Records follow. Pull out every line that contains "pressure".

### ROWS
:::

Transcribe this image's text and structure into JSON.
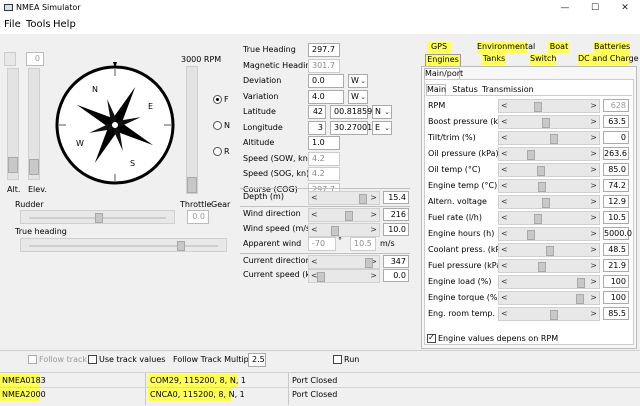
{
  "window": {
    "title": "NMEA Simulator",
    "controls": [
      "—",
      "☐",
      "✕"
    ]
  },
  "menu": [
    "File",
    "Tools",
    "Help"
  ],
  "left": {
    "alt_label": "Alt.",
    "elev_label": "Elev.",
    "alt_spin": "0",
    "rpm_label": "3000 RPM",
    "radio_options": [
      "F",
      "N",
      "R"
    ],
    "selected_radio": "F",
    "rudder_label": "Rudder",
    "throttle_label": "Throttle",
    "gear_label": "Gear",
    "gear_value": "0.0",
    "true_heading_label": "True heading",
    "compass_labels": [
      "N",
      "E",
      "S",
      "W"
    ]
  },
  "middle": {
    "fields": [
      {
        "label": "True Heading",
        "value": "297.7",
        "dim": false
      },
      {
        "label": "Magnetic Heading",
        "value": "301.7",
        "dim": true
      },
      {
        "label": "Deviation",
        "value": "0.0",
        "dim": false,
        "combo": "W"
      },
      {
        "label": "Variation",
        "value": "4.0",
        "dim": false,
        "combo": "W"
      },
      {
        "label": "Latitude",
        "deg": "42",
        "min": "00.81859",
        "combo": "N"
      },
      {
        "label": "Longitude",
        "deg": "3",
        "min": "30.27001",
        "combo": "E"
      },
      {
        "label": "Altitude",
        "value": "1.0",
        "dim": false
      },
      {
        "label": "Speed (SOW, kn)",
        "value": "4.2",
        "dim": true
      },
      {
        "label": "Speed (SOG, kn)",
        "value": "4.2",
        "dim": true
      },
      {
        "label": "Course (COG)",
        "value": "297.7",
        "dim": true
      }
    ],
    "depth": {
      "label": "Depth (m)",
      "value": "15.4"
    },
    "wind_direction": {
      "label": "Wind direction",
      "value": "216"
    },
    "wind_speed": {
      "label": "Wind speed (m/s)",
      "value": "10.0"
    },
    "apparent_wind": {
      "label": "Apparent wind",
      "angle": "-70",
      "deg_sign": "°",
      "speed": "10.5",
      "unit": "m/s"
    },
    "current_direction": {
      "label": "Current direction",
      "value": "347"
    },
    "current_speed": {
      "label": "Current speed (kn)",
      "value": "0.0"
    }
  },
  "tabs": {
    "row1": [
      "GPS",
      "Environmental",
      "Boat",
      "Batteries"
    ],
    "row2": [
      "Engines",
      "Tanks",
      "Switch",
      "DC and Charge"
    ],
    "active_row2": "Engines",
    "sub": [
      "Main/port"
    ],
    "inner": [
      "Main",
      "Status",
      "Transmission"
    ],
    "engine_rows": [
      {
        "label": "RPM",
        "value": "628",
        "dim": true,
        "pos": 0.35
      },
      {
        "label": "Boost pressure (kPa)",
        "value": "63.5",
        "dim": false,
        "pos": 0.45
      },
      {
        "label": "Tilt/trim (%)",
        "value": "0",
        "dim": false,
        "pos": 0.55
      },
      {
        "label": "Oil pressure (kPa)",
        "value": "263.6",
        "dim": false,
        "pos": 0.25
      },
      {
        "label": "Oil temp (°C)",
        "value": "85.0",
        "dim": false,
        "pos": 0.38
      },
      {
        "label": "Engine temp (°C)",
        "value": "74.2",
        "dim": false,
        "pos": 0.4
      },
      {
        "label": "Altern. voltage",
        "value": "12.9",
        "dim": false,
        "pos": 0.45
      },
      {
        "label": "Fuel rate (l/h)",
        "value": "10.5",
        "dim": false,
        "pos": 0.35
      },
      {
        "label": "Engine hours (h)",
        "value": "5000.0",
        "dim": false,
        "pos": 0.25
      },
      {
        "label": "Coolant press. (kPa)",
        "value": "48.5",
        "dim": false,
        "pos": 0.5
      },
      {
        "label": "Fuel pressure (kPa)",
        "value": "21.9",
        "dim": false,
        "pos": 0.4
      },
      {
        "label": "Engine load (%)",
        "value": "100",
        "dim": false,
        "pos": 0.9
      },
      {
        "label": "Engine torque (%)",
        "value": "100",
        "dim": false,
        "pos": 0.88
      },
      {
        "label": "Eng. room temp. (°C)",
        "value": "85.5",
        "dim": false,
        "pos": 0.55
      }
    ],
    "depends_label": "Engine values depens on RPM",
    "depends_checked": true
  },
  "bottom": {
    "follow_track": "Follow track",
    "use_track_values": "Use track values",
    "follow_multiplier_label": "Follow Track Multiplier",
    "follow_multiplier_value": "2.5",
    "run_label": "Run"
  },
  "status": [
    {
      "name": "NMEA0183",
      "port": "COM29, 115200, 8, N, 1",
      "state": "Port Closed"
    },
    {
      "name": "NMEA2000",
      "port": "CNCA0, 115200, 8, N, 1",
      "state": "Port Closed"
    }
  ],
  "colors": {
    "highlight": "#ffff55",
    "window_bg": "#f0f0f0"
  }
}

:::

### WRITTEN REPLY
        "label": "Boost pressure (kPa)",
        "label": "Oil pressure (kPa)",
        "label": "Fuel pressure (kPa)",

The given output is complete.